• [What is being asked]: Reproduce all of the material exactly as shown.

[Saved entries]

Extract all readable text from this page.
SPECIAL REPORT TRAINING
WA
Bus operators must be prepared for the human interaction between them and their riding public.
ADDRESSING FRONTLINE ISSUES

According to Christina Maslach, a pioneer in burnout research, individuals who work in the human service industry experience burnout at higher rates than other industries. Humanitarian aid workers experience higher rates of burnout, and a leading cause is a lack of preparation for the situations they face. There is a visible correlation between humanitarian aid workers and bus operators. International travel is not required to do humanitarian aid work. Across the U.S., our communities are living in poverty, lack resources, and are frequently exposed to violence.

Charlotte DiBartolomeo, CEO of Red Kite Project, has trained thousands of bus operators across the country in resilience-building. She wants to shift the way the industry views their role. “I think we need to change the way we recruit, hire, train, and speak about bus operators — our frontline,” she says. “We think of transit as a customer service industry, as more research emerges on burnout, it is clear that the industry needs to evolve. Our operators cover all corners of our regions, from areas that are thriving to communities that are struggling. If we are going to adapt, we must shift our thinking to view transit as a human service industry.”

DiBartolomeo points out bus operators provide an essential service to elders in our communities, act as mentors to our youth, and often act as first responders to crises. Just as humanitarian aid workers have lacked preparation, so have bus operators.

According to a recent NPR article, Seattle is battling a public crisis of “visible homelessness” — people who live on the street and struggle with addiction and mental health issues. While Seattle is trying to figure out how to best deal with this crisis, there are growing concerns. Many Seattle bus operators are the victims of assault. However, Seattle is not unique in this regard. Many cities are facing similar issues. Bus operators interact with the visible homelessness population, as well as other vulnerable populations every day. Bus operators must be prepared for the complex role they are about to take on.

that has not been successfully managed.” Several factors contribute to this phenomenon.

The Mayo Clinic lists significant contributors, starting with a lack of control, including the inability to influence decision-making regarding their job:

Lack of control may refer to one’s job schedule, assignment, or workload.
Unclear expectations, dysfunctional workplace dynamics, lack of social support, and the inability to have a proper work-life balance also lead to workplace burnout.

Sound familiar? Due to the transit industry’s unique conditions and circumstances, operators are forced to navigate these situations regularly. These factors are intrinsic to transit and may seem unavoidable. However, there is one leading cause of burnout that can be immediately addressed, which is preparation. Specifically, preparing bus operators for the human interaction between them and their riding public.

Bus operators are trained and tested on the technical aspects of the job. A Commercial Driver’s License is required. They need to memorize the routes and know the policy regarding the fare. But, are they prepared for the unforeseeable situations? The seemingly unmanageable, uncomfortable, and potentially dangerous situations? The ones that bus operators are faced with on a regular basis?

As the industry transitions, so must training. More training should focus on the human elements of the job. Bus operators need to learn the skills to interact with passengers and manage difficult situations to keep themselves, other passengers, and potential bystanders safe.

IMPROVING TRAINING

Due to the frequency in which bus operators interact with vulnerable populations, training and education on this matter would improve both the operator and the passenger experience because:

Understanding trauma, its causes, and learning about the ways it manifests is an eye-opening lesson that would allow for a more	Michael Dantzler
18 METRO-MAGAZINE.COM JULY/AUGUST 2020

• [Response to this task]:
Extract all readable text from this page.
SPECIAL REPORT TRAINING
WA
Bus operators must be prepared for the human interaction between them and their riding public.
ADDRESSING FRONTLINE ISSUES

According to Christina Maslach, a pioneer in burnout research, individuals who work in the human service industry experience burnout at higher rates than other industries. Humanitarian aid workers experience higher rates of burnout, and a leading cause is a lack of preparation for the situations they face. There is a visible correlation between humanitarian aid workers and bus operators. International travel is not required to do humanitarian aid work. Across the U.S., our communities are living in poverty, lack resources, and are frequently exposed to violence.

Charlotte DiBartolomeo, CEO of Red Kite Project, has trained thousands of bus operators across the country in resilience-building. She wants to shift the way the industry views their role. “I think we need to change the way we recruit, hire, train, and speak about bus operators — our frontline,” she says. “We think of transit as a customer service industry, as more research emerges on burnout, it is clear that the industry needs to evolve. Our operators cover all corners of our regions, from areas that are thriving to communities that are struggling. If we are going to adapt, we must shift our thinking to view transit as a human service industry.”

DiBartolomeo points out bus operators provide an essential service to elders in our communities, act as mentors to our youth, and often act as first responders to crises. Just as humanitarian aid workers have lacked preparation, so have bus operators.

According to a recent NPR article, Seattle is battling a public crisis of “visible homelessness” — people who live on the street and struggle with addiction and mental health issues. While Seattle is trying to figure out how to best deal with this crisis, there are growing concerns. Many Seattle bus operators are the victims of assault. However, Seattle is not unique in this regard. Many cities are facing similar issues. Bus operators interact with the visible homelessness population, as well as other vulnerable populations every day. Bus operators must be prepared for the complex role they are about to take on.

that has not been successfully managed.” Several factors contribute to this phenomenon.

The Mayo Clinic lists significant contributors, starting with a lack of control, including the inability to influence decision-making regarding their job:

Lack of control may refer to one’s job schedule, assignment, or workload.
Unclear expectations, dysfunctional workplace dynamics, lack of social support, and the inability to have a proper work-life balance also lead to workplace burnout.

Sound familiar? Due to the transit industry’s unique conditions and circumstances, operators are forced to navigate these situations regularly. These factors are intrinsic to transit and may seem unavoidable. However, there is one leading cause of burnout that can be immediately addressed, which is preparation. Specifically, preparing bus operators for the human interaction between them and their riding public.

Bus operators are trained and tested on the technical aspects of the job. A Commercial Driver’s License is required. They need to memorize the routes and know the policy regarding the fare. But, are they prepared for the unforeseeable situations? The seemingly unmanageable, uncomfortable, and potentially dangerous situations? The ones that bus operators are faced with on a regular basis?

As the industry transitions, so must training. More training should focus on the human elements of the job. Bus operators need to learn the skills to interact with passengers and manage difficult situations to keep themselves, other passengers, and potential bystanders safe.

IMPROVING TRAINING

Due to the frequency in which bus operators interact with vulnerable populations, training and education on this matter would improve both the operator and the passenger experience because:

Understanding trauma, its causes, and learning about the ways it manifests is an eye-opening lesson that would allow for a more	Michael Dantzler
18 METRO-MAGAZINE.COM JULY/AUGUST 2020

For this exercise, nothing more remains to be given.